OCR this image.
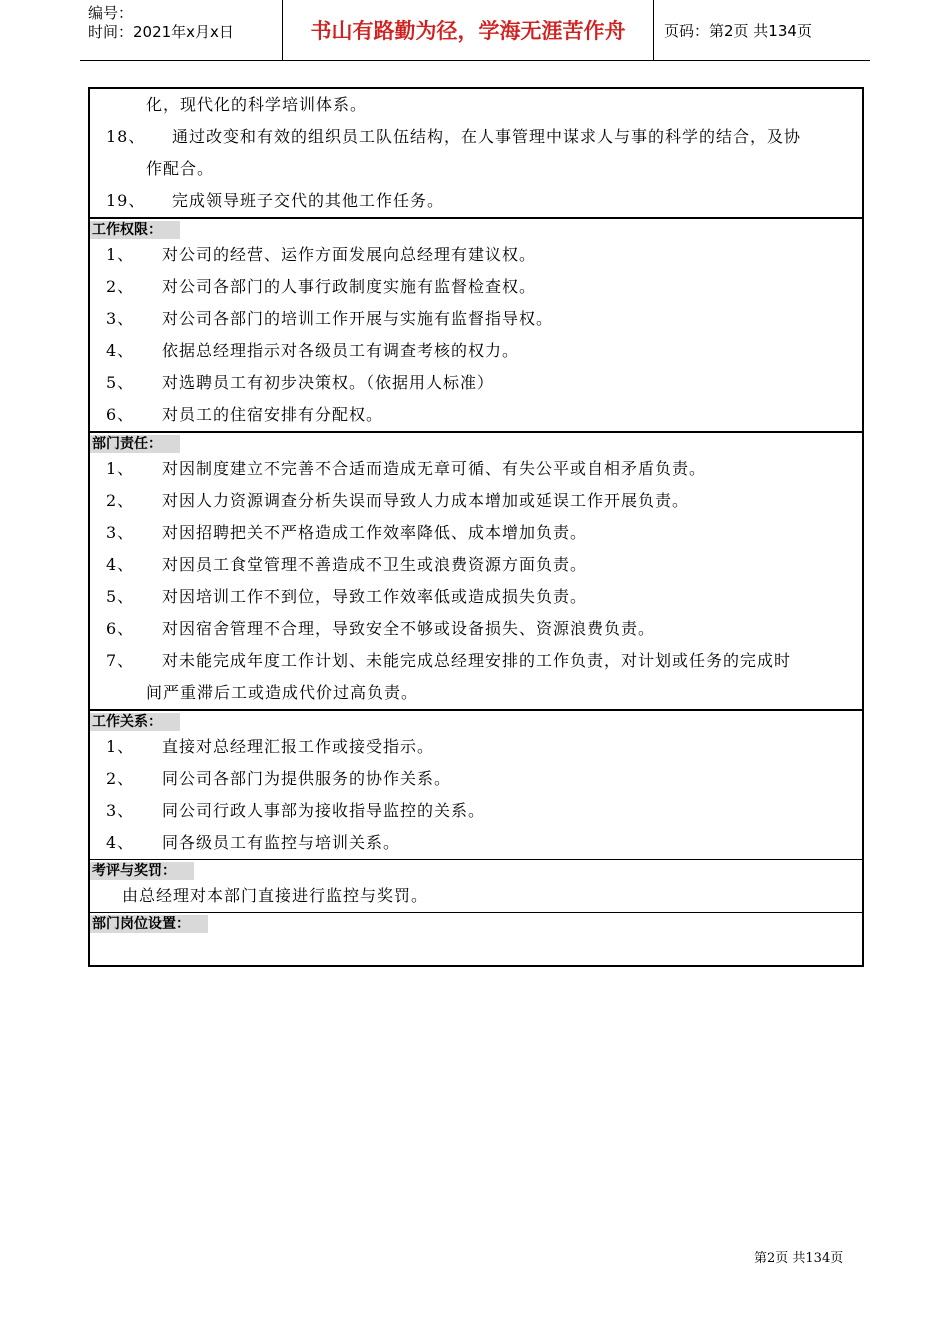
编号：
时间：2021年x月x日	书山有路勤为径，学海无涯苦作舟	页码：第2页 共134页
化，现代化的科学培训体系。
18、	通过改变和有效的组织员工队伍结构，在人事管理中谋求人与事的科学的结合，及协
作配合。
19、	完成领导班子交代的其他工作任务。
工作权限：
1、	对公司的经营、运作方面发展向总经理有建议权。
2、	对公司各部门的人事行政制度实施有监督检查权。
3、	对公司各部门的培训工作开展与实施有监督指导权。
4、	依据总经理指示对各级员工有调查考核的权力。
5、	对选聘员工有初步决策权。（依据用人标准）
6、	对员工的住宿安排有分配权。
部门责任：
1、	对因制度建立不完善不合适而造成无章可循、有失公平或自相矛盾负责。
2、	对因人力资源调查分析失误而导致人力成本增加或延误工作开展负责。
3、	对因招聘把关不严格造成工作效率降低、成本增加负责。
4、	对因员工食堂管理不善造成不卫生或浪费资源方面负责。
5、	对因培训工作不到位，导致工作效率低或造成损失负责。
6、	对因宿舍管理不合理，导致安全不够或设备损失、资源浪费负责。
7、	对未能完成年度工作计划、未能完成总经理安排的工作负责，对计划或任务的完成时
间严重滞后工或造成代价过高负责。
工作关系：
1、	直接对总经理汇报工作或接受指示。
2、	同公司各部门为提供服务的协作关系。
3、	同公司行政人事部为接收指导监控的关系。
4、	同各级员工有监控与培训关系。
考评与奖罚：
由总经理对本部门直接进行监控与奖罚。
部门岗位设置：
第2页 共134页
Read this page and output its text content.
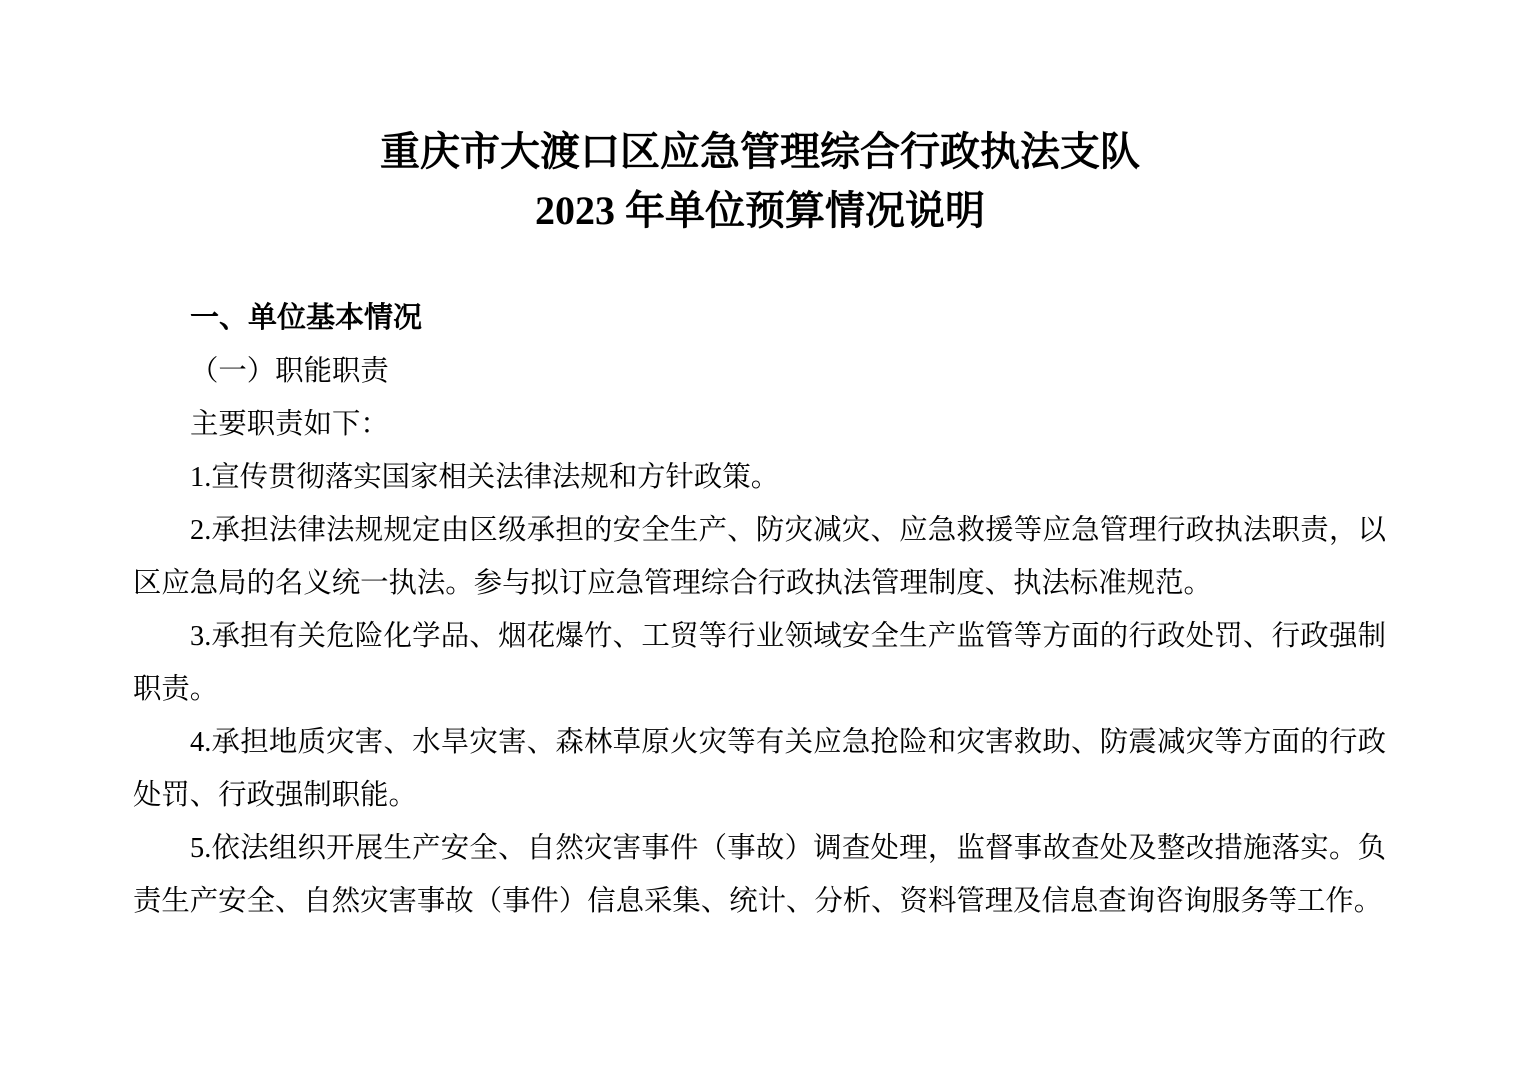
重庆市大渡口区应急管理综合行政执法支队
2023 年单位预算情况说明
一、单位基本情况
（一）职能职责

主要职责如下：

1.宣传贯彻落实国家相关法律法规和方针政策。

2.承担法律法规规定由区级承担的安全生产、防灾减灾、应急救援等应急管理行政执法职责，以区应急局的名义统一执法。参与拟订应急管理综合行政执法管理制度、执法标准规范。

3.承担有关危险化学品、烟花爆竹、工贸等行业领域安全生产监管等方面的行政处罚、行政强制职责。

4.承担地质灾害、水旱灾害、森林草原火灾等有关应急抢险和灾害救助、防震减灾等方面的行政处罚、行政强制职能。

5.依法组织开展生产安全、自然灾害事件（事故）调查处理，监督事故查处及整改措施落实。负责生产安全、自然灾害事故（事件）信息采集、统计、分析、资料管理及信息查询咨询服务等工作。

-.-.-

[WORK TO DO]
In the listing, find every line containing the word "this" and list it.

[THE REPLY]
OCR this image.
Read this page and output its text content.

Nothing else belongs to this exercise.